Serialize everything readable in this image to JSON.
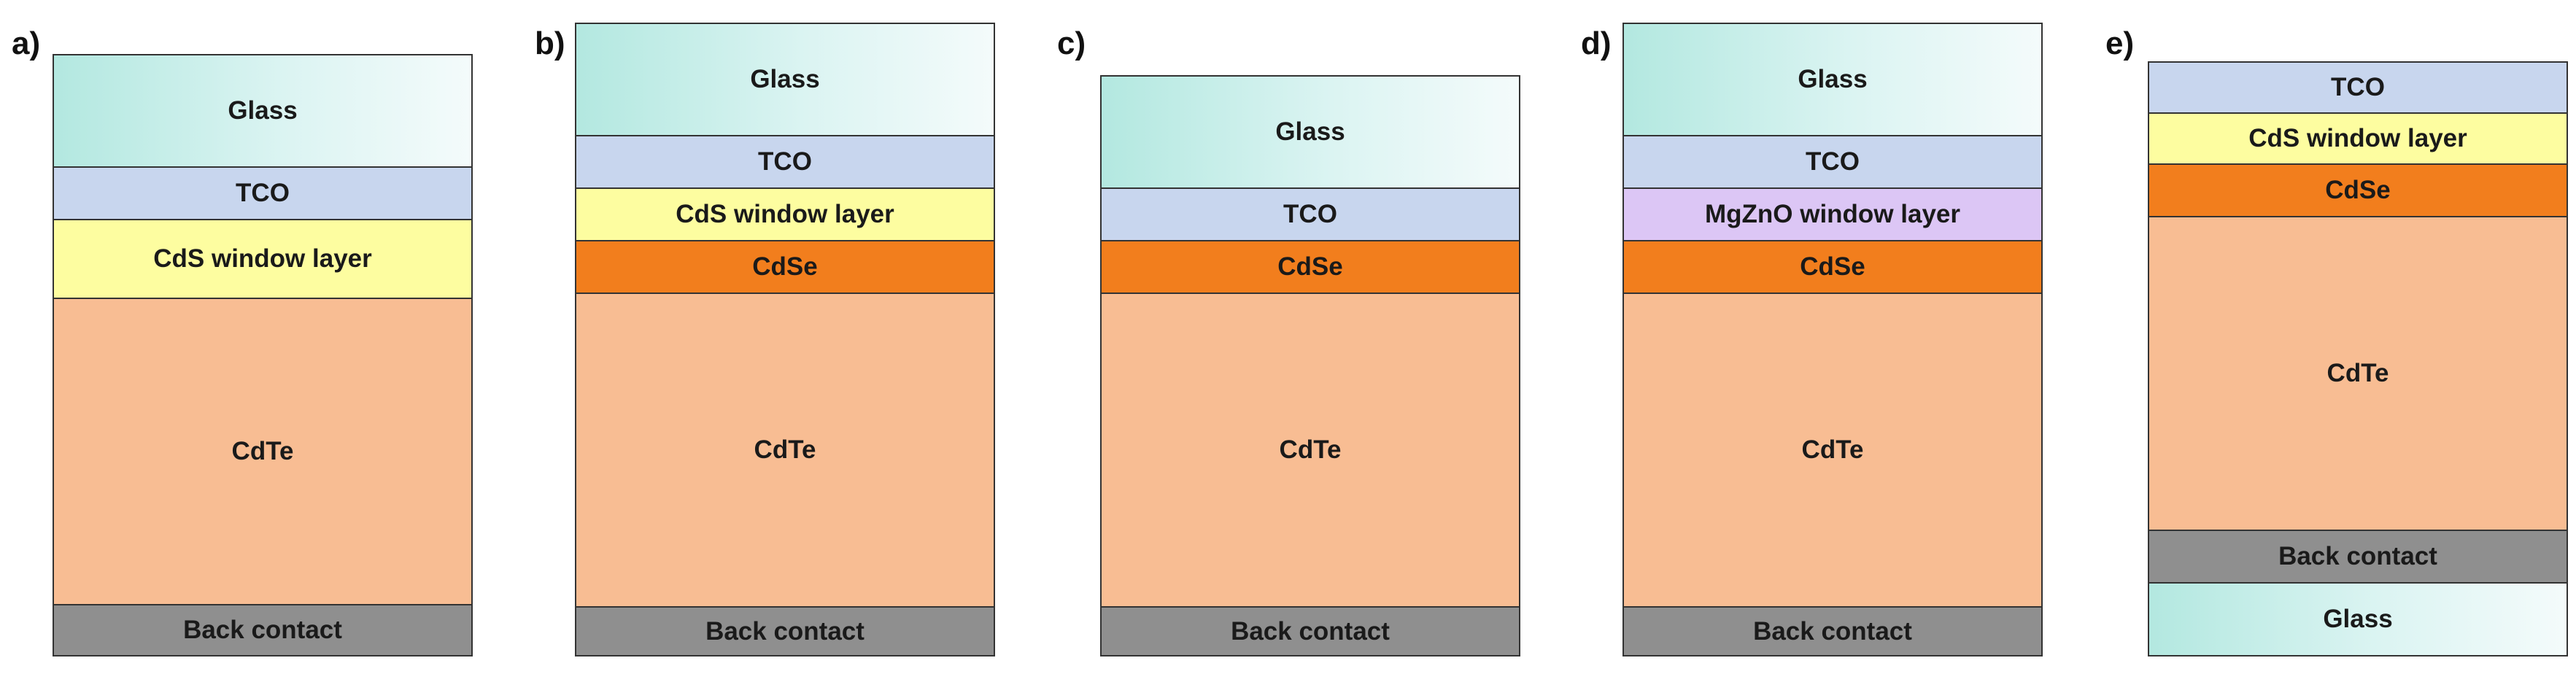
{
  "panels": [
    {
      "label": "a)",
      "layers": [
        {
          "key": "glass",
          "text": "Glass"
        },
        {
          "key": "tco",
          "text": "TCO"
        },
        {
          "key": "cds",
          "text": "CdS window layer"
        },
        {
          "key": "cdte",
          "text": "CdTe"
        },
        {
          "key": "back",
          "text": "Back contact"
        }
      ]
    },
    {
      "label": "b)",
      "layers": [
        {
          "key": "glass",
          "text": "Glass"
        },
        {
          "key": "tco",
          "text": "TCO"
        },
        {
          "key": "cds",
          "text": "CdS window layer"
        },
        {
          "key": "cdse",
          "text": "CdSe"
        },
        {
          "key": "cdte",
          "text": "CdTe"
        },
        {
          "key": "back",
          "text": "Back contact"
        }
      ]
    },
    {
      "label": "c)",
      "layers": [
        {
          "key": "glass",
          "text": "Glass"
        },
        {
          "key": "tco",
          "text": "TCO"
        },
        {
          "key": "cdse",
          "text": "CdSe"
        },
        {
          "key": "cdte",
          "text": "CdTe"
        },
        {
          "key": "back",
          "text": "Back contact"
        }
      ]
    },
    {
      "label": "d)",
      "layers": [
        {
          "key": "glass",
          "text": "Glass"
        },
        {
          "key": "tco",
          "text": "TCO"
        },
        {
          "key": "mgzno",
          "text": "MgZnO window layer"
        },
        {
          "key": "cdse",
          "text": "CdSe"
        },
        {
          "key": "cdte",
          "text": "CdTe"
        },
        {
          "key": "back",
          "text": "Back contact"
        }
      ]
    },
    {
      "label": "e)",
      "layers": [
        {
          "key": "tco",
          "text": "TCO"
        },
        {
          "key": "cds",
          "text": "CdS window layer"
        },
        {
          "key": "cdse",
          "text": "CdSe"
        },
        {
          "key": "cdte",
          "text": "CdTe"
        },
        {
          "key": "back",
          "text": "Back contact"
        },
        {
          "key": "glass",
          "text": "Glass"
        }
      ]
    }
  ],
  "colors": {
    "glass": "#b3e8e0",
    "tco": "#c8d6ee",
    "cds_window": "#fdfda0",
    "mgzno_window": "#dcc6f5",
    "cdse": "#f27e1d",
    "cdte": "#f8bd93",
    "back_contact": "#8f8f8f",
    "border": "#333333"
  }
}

□ □ □ □

**THE TASK**
Print the records above exactly as they stand, but leave out the pictures.

**ANSWER FOR THIS EXERCISE**
Serialize everything readable in this image to JSON.
{
  "panels": [
    {
      "label": "a)",
      "layers": [
        {
          "key": "glass",
          "text": "Glass"
        },
        {
          "key": "tco",
          "text": "TCO"
        },
        {
          "key": "cds",
          "text": "CdS window layer"
        },
        {
          "key": "cdte",
          "text": "CdTe"
        },
        {
          "key": "back",
          "text": "Back contact"
        }
      ]
    },
    {
      "label": "b)",
      "layers": [
        {
          "key": "glass",
          "text": "Glass"
        },
        {
          "key": "tco",
          "text": "TCO"
        },
        {
          "key": "cds",
          "text": "CdS window layer"
        },
        {
          "key": "cdse",
          "text": "CdSe"
        },
        {
          "key": "cdte",
          "text": "CdTe"
        },
        {
          "key": "back",
          "text": "Back contact"
        }
      ]
    },
    {
      "label": "c)",
      "layers": [
        {
          "key": "glass",
          "text": "Glass"
        },
        {
          "key": "tco",
          "text": "TCO"
        },
        {
          "key": "cdse",
          "text": "CdSe"
        },
        {
          "key": "cdte",
          "text": "CdTe"
        },
        {
          "key": "back",
          "text": "Back contact"
        }
      ]
    },
    {
      "label": "d)",
      "layers": [
        {
          "key": "glass",
          "text": "Glass"
        },
        {
          "key": "tco",
          "text": "TCO"
        },
        {
          "key": "mgzno",
          "text": "MgZnO window layer"
        },
        {
          "key": "cdse",
          "text": "CdSe"
        },
        {
          "key": "cdte",
          "text": "CdTe"
        },
        {
          "key": "back",
          "text": "Back contact"
        }
      ]
    },
    {
      "label": "e)",
      "layers": [
        {
          "key": "tco",
          "text": "TCO"
        },
        {
          "key": "cds",
          "text": "CdS window layer"
        },
        {
          "key": "cdse",
          "text": "CdSe"
        },
        {
          "key": "cdte",
          "text": "CdTe"
        },
        {
          "key": "back",
          "text": "Back contact"
        },
        {
          "key": "glass",
          "text": "Glass"
        }
      ]
    }
  ],
  "colors": {
    "glass": "#b3e8e0",
    "tco": "#c8d6ee",
    "cds_window": "#fdfda0",
    "mgzno_window": "#dcc6f5",
    "cdse": "#f27e1d",
    "cdte": "#f8bd93",
    "back_contact": "#8f8f8f",
    "border": "#333333"
  }
}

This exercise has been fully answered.